*Aim of the exercise:* For the data below, report only the number of lines containing the string "name".

Stored data entries:
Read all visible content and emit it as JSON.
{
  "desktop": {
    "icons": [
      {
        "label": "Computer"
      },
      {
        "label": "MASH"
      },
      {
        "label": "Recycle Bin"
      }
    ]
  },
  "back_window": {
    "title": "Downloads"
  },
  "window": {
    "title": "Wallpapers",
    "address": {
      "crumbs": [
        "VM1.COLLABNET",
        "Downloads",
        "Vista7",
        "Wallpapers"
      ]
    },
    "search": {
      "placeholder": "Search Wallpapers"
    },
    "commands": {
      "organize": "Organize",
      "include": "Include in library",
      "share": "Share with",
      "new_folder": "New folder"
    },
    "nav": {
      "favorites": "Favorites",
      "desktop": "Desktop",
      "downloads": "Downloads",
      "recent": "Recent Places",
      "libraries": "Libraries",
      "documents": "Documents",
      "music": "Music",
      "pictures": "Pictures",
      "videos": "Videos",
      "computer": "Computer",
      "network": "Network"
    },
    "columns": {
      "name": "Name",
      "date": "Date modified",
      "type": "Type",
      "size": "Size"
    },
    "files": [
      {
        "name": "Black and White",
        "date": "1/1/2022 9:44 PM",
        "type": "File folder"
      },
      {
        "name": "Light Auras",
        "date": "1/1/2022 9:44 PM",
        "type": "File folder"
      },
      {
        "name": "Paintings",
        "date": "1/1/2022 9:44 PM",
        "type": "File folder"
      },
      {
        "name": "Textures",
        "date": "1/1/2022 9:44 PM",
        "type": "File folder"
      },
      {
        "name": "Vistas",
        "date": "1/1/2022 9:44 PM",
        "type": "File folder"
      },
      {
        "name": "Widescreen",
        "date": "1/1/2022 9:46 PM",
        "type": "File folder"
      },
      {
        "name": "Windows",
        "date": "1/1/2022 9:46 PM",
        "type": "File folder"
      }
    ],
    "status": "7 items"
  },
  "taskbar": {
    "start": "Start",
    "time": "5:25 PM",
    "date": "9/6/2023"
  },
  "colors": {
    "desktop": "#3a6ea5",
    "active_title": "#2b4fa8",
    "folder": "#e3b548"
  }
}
==
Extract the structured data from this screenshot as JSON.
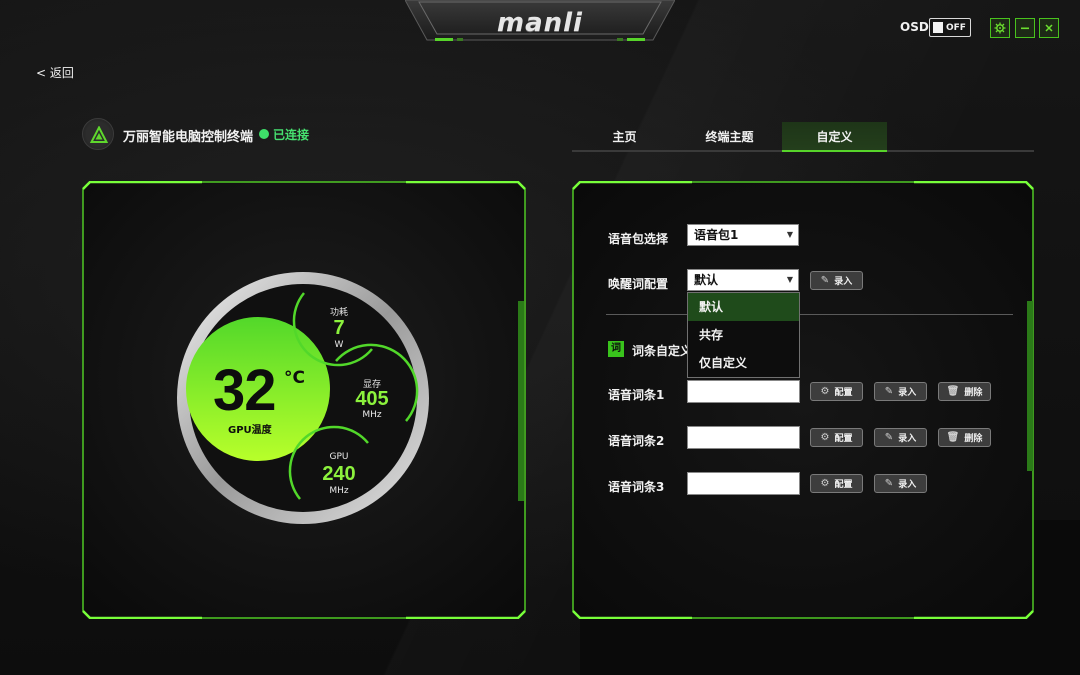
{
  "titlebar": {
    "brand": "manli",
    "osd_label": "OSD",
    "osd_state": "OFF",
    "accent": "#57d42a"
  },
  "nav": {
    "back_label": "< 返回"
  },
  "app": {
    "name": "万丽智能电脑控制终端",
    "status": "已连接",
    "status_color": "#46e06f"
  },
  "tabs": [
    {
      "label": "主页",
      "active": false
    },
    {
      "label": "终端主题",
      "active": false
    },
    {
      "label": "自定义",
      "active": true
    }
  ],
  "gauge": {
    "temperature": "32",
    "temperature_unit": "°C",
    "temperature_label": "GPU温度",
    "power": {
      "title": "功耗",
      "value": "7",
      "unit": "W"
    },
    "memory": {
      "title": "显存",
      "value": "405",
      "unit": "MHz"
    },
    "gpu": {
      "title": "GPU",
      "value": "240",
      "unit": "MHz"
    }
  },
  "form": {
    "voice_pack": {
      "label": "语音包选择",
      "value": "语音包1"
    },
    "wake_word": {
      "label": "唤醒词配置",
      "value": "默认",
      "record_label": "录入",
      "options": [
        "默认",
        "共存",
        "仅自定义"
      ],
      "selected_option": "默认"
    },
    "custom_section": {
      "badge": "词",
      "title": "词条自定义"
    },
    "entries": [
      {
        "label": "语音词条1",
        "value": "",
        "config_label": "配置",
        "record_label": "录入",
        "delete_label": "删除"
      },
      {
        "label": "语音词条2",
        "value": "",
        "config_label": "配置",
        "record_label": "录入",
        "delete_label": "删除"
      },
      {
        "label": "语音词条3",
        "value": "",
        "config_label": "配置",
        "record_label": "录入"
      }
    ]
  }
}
...
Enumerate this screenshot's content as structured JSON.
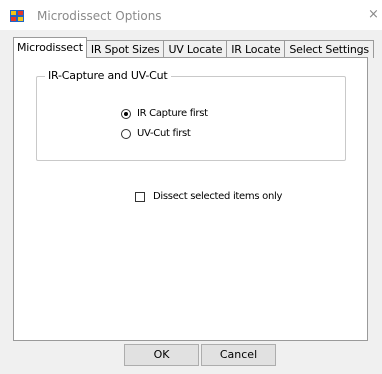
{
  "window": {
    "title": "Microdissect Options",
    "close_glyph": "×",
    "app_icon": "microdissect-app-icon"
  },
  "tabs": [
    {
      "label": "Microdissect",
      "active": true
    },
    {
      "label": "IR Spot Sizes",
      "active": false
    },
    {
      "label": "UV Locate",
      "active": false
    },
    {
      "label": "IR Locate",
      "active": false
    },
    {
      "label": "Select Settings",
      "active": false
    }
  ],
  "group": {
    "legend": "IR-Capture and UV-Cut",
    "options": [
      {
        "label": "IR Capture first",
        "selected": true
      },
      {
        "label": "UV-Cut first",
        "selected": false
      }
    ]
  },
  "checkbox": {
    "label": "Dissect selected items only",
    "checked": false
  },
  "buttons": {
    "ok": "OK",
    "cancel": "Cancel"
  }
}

*Full output:* 9